» **Materials provided**:
>> Start

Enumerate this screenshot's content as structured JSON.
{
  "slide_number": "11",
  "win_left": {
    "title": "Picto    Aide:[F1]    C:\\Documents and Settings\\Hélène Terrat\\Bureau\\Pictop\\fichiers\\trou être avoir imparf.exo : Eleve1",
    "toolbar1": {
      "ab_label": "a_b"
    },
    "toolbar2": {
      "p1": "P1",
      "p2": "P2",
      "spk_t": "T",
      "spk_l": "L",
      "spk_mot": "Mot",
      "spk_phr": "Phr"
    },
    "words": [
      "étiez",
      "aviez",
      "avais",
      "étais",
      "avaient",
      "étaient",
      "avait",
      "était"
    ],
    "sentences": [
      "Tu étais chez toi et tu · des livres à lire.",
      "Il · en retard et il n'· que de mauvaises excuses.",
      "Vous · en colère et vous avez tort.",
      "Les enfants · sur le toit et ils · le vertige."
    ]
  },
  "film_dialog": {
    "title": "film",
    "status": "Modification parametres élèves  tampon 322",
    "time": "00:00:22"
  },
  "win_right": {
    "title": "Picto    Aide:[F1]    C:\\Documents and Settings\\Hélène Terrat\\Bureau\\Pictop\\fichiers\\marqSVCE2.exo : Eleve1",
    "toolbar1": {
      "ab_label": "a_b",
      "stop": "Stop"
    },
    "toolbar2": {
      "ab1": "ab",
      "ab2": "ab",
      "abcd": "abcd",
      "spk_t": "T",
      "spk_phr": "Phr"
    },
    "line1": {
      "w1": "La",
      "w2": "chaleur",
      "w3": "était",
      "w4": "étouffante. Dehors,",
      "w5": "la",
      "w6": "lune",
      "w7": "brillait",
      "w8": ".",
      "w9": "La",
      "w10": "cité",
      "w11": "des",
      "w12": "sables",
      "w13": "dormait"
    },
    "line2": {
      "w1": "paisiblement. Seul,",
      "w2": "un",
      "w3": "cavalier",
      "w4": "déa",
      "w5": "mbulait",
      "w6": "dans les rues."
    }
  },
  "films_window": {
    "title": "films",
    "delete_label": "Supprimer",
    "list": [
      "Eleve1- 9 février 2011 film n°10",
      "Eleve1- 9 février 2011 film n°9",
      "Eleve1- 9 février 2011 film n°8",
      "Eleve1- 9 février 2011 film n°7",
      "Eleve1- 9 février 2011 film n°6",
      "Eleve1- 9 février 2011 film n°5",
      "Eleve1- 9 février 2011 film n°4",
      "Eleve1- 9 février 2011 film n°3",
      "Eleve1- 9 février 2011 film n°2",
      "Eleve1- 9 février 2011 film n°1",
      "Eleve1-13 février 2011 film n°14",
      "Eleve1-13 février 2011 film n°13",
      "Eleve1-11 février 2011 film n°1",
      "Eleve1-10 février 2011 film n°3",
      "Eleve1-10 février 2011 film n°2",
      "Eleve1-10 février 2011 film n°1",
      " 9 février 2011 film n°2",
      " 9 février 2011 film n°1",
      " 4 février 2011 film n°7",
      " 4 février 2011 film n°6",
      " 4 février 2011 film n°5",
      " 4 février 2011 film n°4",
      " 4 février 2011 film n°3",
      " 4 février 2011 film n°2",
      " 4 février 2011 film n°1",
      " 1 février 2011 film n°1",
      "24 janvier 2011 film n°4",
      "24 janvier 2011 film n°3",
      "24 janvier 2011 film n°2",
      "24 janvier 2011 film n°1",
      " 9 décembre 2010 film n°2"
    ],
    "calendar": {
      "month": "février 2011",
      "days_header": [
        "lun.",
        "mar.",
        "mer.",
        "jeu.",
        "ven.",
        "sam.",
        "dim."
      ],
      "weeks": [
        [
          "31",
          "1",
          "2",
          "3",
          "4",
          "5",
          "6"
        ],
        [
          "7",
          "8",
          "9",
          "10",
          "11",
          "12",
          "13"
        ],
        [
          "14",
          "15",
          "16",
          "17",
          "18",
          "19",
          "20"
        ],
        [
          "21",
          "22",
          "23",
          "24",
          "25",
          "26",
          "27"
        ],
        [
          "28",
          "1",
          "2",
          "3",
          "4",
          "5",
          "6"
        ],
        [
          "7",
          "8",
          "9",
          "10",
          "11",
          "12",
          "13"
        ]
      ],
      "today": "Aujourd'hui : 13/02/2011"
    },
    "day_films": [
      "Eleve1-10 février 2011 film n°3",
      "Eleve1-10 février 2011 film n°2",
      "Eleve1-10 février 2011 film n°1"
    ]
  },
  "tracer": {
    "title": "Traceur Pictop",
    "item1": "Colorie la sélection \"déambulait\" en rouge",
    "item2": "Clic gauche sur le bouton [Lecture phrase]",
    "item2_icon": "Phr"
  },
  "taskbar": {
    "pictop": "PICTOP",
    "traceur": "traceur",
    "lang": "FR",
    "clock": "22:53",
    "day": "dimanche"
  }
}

>> End

Return from the data every line that holds "title".

» **Task answer**:
    "title": "Picto    Aide:[F1]    C:\\Documents and Settings\\Hélène Terrat\\Bureau\\Pictop\\fichiers\\trou être avoir imparf.exo : Eleve1",
    "title": "film",
    "title": "Picto    Aide:[F1]    C:\\Documents and Settings\\Hélène Terrat\\Bureau\\Pictop\\fichiers\\marqSVCE2.exo : Eleve1",
    "title": "films",
    "title": "Traceur Pictop",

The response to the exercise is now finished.